Things to do.
1) Answer these questions from the passage on cybersecurity firms:
(a) In which city is Blindspot based?
(b) What does ELLIO Technology maintain to monitor botnets in real time?
(c) What is the name of Cogniware's platform?
2) Set down the stretch of the passage on cybersecurity firms from "What sets them" through "a serious asset.", copying it word for word.
3) Carry the passage on cybersecurity firms further, beginning right after its final sentence.

Given text.
------------------------------------
They have recently pivoted heavily towards “Insider Threat” protection. It’s not always about the hacker in the hoodie breaking in; sometimes it’s the disgruntled employee walking out with a USB drive full of client lists. Safetica spots these behavioural anomalies, protecting companies from their own people without grinding productivity to a halt.
Blindspot
DDoS attacks are getting larger, cheaper, and more complex. Blindspot is a specialised outfit in Prague focused purely on DDoS protection and cyber resilience. They market themselves as the “first line of defence,” offering a BGP-based scrubbing service that cleans traffic before it hits your infrastructure.
What sets them apart is their speed and specificity. They claim to offer granular protection that can distinguish between a legitimate spike in traffic and a sophisticated Layer 7 attack. For companies running high-availability services where even a second of downtime costs thousands, Blindspot’s specialised focus is a serious asset.
ELLIO Technology
If you run a SOC (Security Operations Centre), your biggest enemy is noise. You are drowning in alerts, 99% of which are irrelevant. ELLIO Technology processes the chaotic background radiation of the internet with mass scanning, botnets, and brute-force attempts to create dynamic blocklists. They essentially filter out internet noise, allowing your analysts to focus on targeted threats.
Their “Mass Exploitation” intelligence is particularly clever. They maintain a massive network of honeypots to monitor botnets in real-time. If a new vulnerability is discovered and hackers start scanning for it five minutes later, ELLIO detects it and updates its feeds instantly. It’s a great example of utilising big data to create a quieter and safer perimeter.
Cogniware
Cogniware builds investigation and intelligence software, primarily for law enforcement and large enterprises. Their platform, Argos, is designed to connect the dots across massive, disparate datasets. Imagine you are investigating a financial fraud case; you have data in Excel, emails, a weird transaction log, and some public social media profiles. Cogniware fuses all this together to visualise the hidden relationships.
------------------------------------
Dataset entries
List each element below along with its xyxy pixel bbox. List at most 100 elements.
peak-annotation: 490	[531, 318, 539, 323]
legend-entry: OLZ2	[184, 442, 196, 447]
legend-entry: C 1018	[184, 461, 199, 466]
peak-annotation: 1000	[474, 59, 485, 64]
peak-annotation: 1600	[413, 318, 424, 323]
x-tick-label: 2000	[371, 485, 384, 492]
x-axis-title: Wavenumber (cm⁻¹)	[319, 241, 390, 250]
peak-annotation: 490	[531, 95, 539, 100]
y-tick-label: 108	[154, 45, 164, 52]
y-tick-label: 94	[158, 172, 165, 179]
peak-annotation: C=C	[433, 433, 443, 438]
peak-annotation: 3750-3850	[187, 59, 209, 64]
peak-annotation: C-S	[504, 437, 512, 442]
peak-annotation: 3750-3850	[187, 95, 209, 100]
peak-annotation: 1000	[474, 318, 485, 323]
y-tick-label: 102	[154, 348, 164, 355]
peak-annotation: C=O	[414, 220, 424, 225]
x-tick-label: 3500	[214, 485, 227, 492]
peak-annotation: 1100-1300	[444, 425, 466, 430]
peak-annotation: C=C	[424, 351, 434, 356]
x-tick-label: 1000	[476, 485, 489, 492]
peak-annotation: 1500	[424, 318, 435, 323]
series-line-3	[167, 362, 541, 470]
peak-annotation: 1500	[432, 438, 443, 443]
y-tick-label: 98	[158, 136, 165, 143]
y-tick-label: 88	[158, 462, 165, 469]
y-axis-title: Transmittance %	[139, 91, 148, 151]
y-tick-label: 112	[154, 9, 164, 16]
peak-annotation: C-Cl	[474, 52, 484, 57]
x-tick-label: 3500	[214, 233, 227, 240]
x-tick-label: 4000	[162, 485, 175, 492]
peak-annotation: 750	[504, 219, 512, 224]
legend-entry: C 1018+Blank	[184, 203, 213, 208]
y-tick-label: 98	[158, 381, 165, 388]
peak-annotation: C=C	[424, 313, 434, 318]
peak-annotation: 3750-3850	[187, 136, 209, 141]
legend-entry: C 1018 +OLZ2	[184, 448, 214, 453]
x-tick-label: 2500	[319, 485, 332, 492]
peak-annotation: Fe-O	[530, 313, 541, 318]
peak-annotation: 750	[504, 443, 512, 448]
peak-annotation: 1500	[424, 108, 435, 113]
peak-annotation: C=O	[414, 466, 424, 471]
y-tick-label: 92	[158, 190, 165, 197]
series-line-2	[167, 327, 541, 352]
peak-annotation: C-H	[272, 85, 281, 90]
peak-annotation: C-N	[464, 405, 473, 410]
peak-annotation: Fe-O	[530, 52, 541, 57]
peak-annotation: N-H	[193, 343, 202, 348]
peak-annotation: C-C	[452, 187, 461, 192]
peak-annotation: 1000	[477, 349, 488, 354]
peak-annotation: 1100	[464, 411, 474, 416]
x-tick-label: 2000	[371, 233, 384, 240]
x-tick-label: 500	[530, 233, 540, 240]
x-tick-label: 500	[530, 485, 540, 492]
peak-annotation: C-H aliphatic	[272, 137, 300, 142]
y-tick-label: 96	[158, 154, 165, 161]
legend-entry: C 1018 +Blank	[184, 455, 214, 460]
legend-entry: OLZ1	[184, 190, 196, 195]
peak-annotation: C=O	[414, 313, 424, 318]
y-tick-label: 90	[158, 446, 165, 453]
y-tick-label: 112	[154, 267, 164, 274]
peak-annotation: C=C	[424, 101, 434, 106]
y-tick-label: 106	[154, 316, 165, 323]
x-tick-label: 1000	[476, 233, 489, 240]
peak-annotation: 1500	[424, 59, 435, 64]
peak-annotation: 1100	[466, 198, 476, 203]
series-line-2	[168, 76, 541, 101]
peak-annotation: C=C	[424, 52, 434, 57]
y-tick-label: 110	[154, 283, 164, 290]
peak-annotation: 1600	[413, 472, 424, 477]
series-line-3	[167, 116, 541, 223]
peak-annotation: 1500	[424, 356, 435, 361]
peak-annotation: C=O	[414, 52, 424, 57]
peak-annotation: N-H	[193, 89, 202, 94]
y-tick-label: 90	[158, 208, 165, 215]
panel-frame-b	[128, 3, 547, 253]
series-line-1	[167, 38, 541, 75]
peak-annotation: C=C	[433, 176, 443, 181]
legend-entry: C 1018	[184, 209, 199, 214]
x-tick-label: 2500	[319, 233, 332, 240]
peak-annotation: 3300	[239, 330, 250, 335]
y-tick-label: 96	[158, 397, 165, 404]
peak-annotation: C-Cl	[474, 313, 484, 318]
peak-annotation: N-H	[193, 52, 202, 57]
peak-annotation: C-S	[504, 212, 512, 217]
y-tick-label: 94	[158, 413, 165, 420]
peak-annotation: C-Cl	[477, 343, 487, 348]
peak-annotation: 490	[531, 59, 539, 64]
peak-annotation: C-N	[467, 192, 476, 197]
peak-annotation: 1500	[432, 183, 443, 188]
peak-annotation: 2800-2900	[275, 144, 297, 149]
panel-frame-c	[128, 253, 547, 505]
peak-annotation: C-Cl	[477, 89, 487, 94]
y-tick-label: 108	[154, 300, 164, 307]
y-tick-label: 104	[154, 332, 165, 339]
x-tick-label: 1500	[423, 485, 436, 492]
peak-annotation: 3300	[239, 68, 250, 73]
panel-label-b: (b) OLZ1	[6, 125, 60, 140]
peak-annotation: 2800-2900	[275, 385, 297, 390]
------------------------------------
Expected outputs.
1)
(a) Prague
(b) A massive network of honeypots
(c) Argos

2)
What sets them apart is their speed and specificity. They claim to offer granular protection that can distinguish between a legitimate spike in traffic and a sophisticated Layer 7 attack. For companies running high-availability services where even a second of downtime costs thousands, Blindspot’s specialised focus is a serious asset.

3)
While they lean towards the intelligence side of cyber, their tech is crucial for threat hunting and internal investigations. In a world where attacks are complex and multi-layered, having a tool that can visually map out the “who, what, and when” is indispensable for security teams trying to understand the scope of a breach.
Peig
We have been promised a passwordless future for a decade, but Peig might actually be the one to deliver it to the enterprise. They have built what they call a Workspace Browser, a secure, containerised environment that runs on any device. Instead of managing the entire laptop (MDM), you manage only this secure browser. It binds the identity to the device using cryptography, making phishing attacks nearly impossible because there are no credentials to steal.
It’s a brilliant pivot for the “Bring Your Own Device” (BYOD) era. Companies are tired of shipping corporate laptops to contractors, and contractors don’t want invasive spy software on their personal machines. Peig solves this by creating a secure, invisible enclave. You open the browser, you are verified, and you work. No passwords, no friction.